• _SET PROBLEM_
Carry on the write-up about the Shiny word prediction app from its last sentence.

• _SOURCE EXTRACT_
Shiny Word Prediction App

Charles-Antoine de Thibault
19 March 2018

Executive Summary

The application is the Capstone Project for the Data Science Specialisation from Johns Hopkins University on Coursera. https://www.coursera.org/specializations/jhu-data-science

The objective was to digest a raw dataset from blogs, news and twitter to be able to build a model that should predict the next word you are about to write given the last words written.

some caption

The Process

The whole process can be found on github on https://github.com/charlesdethibault/DataScienceCaptone.

The work is divided into 5 different steps.

  1. Corpus and Ngrams: Creation of the Corpus by structuring and cleaning the data
  2. Prediction Tables: Creation of probability table to define which words are the most frequent
  3. Table Reduction: Optimisation of the datasets
  4. Model Prediction: Creation of the model including research
  5. Word Prediction: Creation of the function based on the Model Creation

The Model

To be able to create a model light enough to with acceptable accuracy able to run on shinyapps.io, I have decided to use a Back off Model which will compare the sequence of words types against the same sequence of words in the initial database.

• _DATA ROWS_

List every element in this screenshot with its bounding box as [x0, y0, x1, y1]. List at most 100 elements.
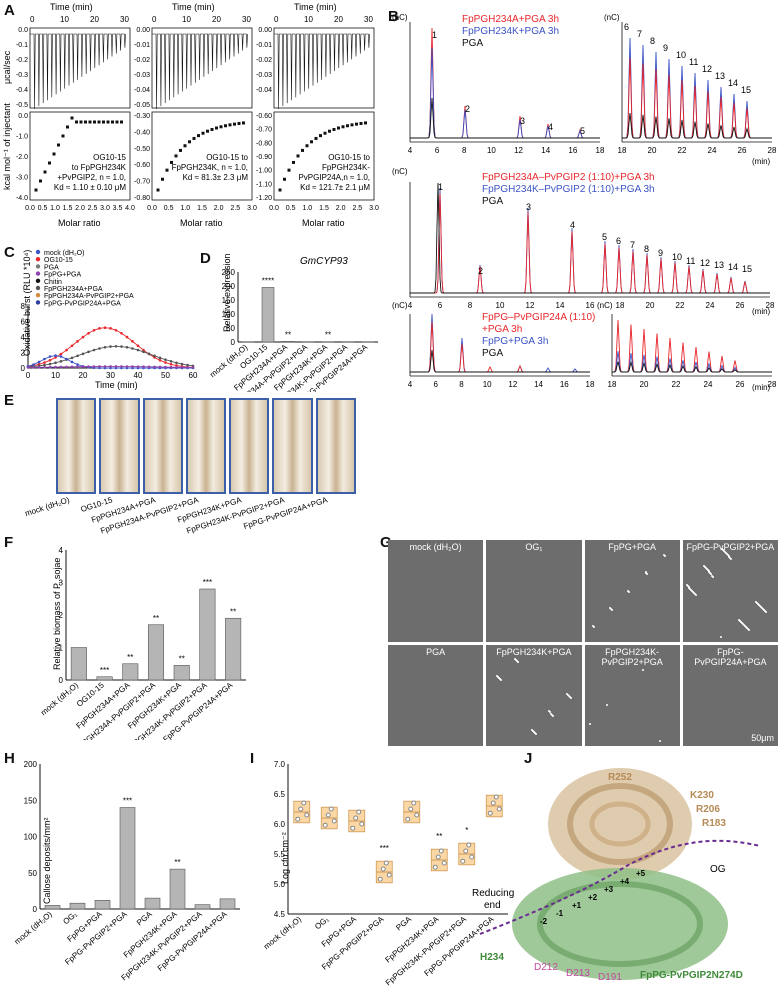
g-callose-spot	[549, 711, 552, 714]
b-trace	[410, 187, 770, 294]
b-row1-legend-a: FpPGH234A+PGA 3h	[462, 14, 559, 25]
g-tile-6: FpPGH234K+PGA	[486, 644, 582, 746]
i-point	[322, 822, 328, 828]
itc-ytop-tick: -0.4	[16, 87, 28, 94]
g-callose-spot	[532, 730, 535, 733]
c-ylabel: Oxidative burst (RLU *10⁴)	[22, 250, 32, 356]
panel-label-c: C	[4, 244, 15, 261]
itc-point	[34, 188, 38, 192]
g-tile-2: OG₁	[486, 540, 582, 642]
b-x-tick: 12	[514, 146, 523, 155]
i-point	[487, 810, 493, 816]
itc-point	[292, 160, 295, 164]
itc-ytop-tick: -0.05	[134, 102, 150, 109]
b-x-tick: 4	[408, 301, 413, 310]
e-photo-4	[185, 398, 227, 494]
itc-ybot-tick: -0.70	[134, 179, 150, 186]
j-label-d191: D191	[598, 972, 622, 983]
itc-point	[165, 168, 169, 172]
itc-x-tick: 0.0	[25, 205, 35, 212]
i-ylabel: Log cfu.cm⁻²	[280, 832, 290, 884]
c-y-tick: 2	[21, 349, 26, 358]
itc-annotation: PvPGIP24A,n ≈ 1.0,	[298, 173, 370, 182]
itc-time-tick: 30	[242, 15, 251, 24]
b-peak-label: 13	[714, 260, 724, 270]
itc-ybot-tick: -1.20	[256, 195, 272, 202]
b-unit: (nC)	[392, 167, 408, 176]
i-sig: **	[436, 832, 442, 841]
i-y-tick: 4.5	[274, 910, 286, 919]
itc-annotation: OG10-15 to	[206, 153, 248, 162]
g-callose-spot	[708, 571, 711, 574]
i-point	[441, 860, 447, 866]
b-x-tick: 28	[768, 380, 777, 389]
j-label-reducing: Reducing	[472, 888, 514, 899]
d-ylabel: Relative expression	[222, 253, 232, 332]
b-row2-legend-a: FpPGH234A–PvPGIP2 (1:10)+PGA 3h	[482, 172, 655, 183]
g-tile-label: FpPGH234K+PGA	[496, 646, 572, 657]
h-sig: **	[174, 858, 180, 867]
itc-ybot-tick: -0.60	[134, 162, 150, 169]
c-x-tick: 60	[189, 371, 198, 380]
i-point	[435, 854, 441, 860]
h-category-label: mock (dH₂O)	[13, 909, 54, 946]
b-x-tick: 8	[459, 380, 464, 389]
b-x-tick: 22	[672, 380, 681, 389]
j-label-complex: FpPG-PvPGIP2N274D	[640, 970, 743, 981]
itc-point	[228, 123, 232, 127]
itc-xlabel: Molar ratio	[58, 218, 101, 228]
c-legend-marker	[35, 300, 41, 305]
h-bar	[169, 868, 186, 910]
itc-x-tick: 1.5	[197, 205, 207, 212]
b-x-tick: 28	[768, 146, 777, 155]
j-subsite-label: +4	[620, 877, 630, 886]
itc-x-tick: 1.0	[50, 205, 60, 212]
itc-point	[341, 125, 345, 129]
itc-point	[156, 188, 160, 192]
itc-time-tick: 10	[182, 15, 191, 24]
g-callose-spot	[728, 556, 731, 559]
c-legend-label: FpPGH234A+PGA	[44, 286, 103, 293]
b-row3-legend-a: FpPG–PvPGIP24A (1:10)	[482, 312, 595, 323]
g-callose-spot	[744, 626, 747, 629]
itc-point	[48, 161, 51, 165]
itc-point	[57, 143, 60, 147]
g-callose-spot	[738, 620, 741, 623]
b-peak-label: 7	[630, 240, 635, 250]
itc-time-tick: 30	[120, 15, 129, 24]
itc-point	[188, 140, 191, 144]
i-point	[408, 806, 414, 812]
g-callose-spot	[610, 608, 613, 610]
c-x-tick: 0	[26, 371, 31, 380]
itc-ybot-tick: -0.90	[256, 154, 272, 161]
b-row1-legend-c: PGA	[462, 38, 483, 49]
b-x-tick: 26	[738, 146, 747, 155]
j-subsite-label: +2	[588, 893, 598, 902]
g-callose-spot	[499, 679, 502, 681]
g-tile-4: FpPG-PvPGIP2+PGA	[682, 540, 778, 642]
itc-x-tick: 2.5	[352, 205, 362, 212]
itc-ytop-tick: -0.04	[134, 87, 150, 94]
panel-label-g: G	[380, 534, 392, 551]
itc-raw-box	[273, 27, 375, 109]
g-callose-spot	[741, 623, 744, 626]
b-peak-label: 8	[650, 36, 655, 46]
b-x-tick: 24	[708, 146, 717, 155]
g-callose-spot	[687, 585, 690, 588]
f-y-tick: 1	[59, 644, 64, 653]
b-x-tick: 26	[736, 380, 745, 389]
itc-ybot-tick: 0.0	[18, 113, 28, 120]
itc-point	[201, 131, 205, 135]
b-unit: (nC)	[597, 301, 613, 310]
itc-point	[359, 121, 363, 125]
b-peak-label: 5	[580, 126, 585, 136]
g-callose-spot	[755, 600, 758, 603]
b-peak-label: 11	[689, 57, 698, 67]
itc-point	[215, 126, 218, 130]
itc-annotation: FpPGH234K-	[322, 163, 370, 172]
b-unit: (nC)	[604, 14, 620, 22]
b-peak-label: 15	[742, 264, 752, 274]
b-x-tick: 16	[586, 301, 595, 310]
b-peak-label: 8	[644, 244, 649, 254]
e-photo-1	[56, 398, 97, 494]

• _OUTPUT OF THE TASK_
If the sequence does not exist, it will remove the first word of the sequence and compare the new sequence to the database.

App Overview

The app is available on https://charlesdethibault.shinyapps.io/SwiftFinal/.

If you enter your word or sentence of the left, the next predicted word will appear on the right.

The N gram used to predict the word will appear below prediction.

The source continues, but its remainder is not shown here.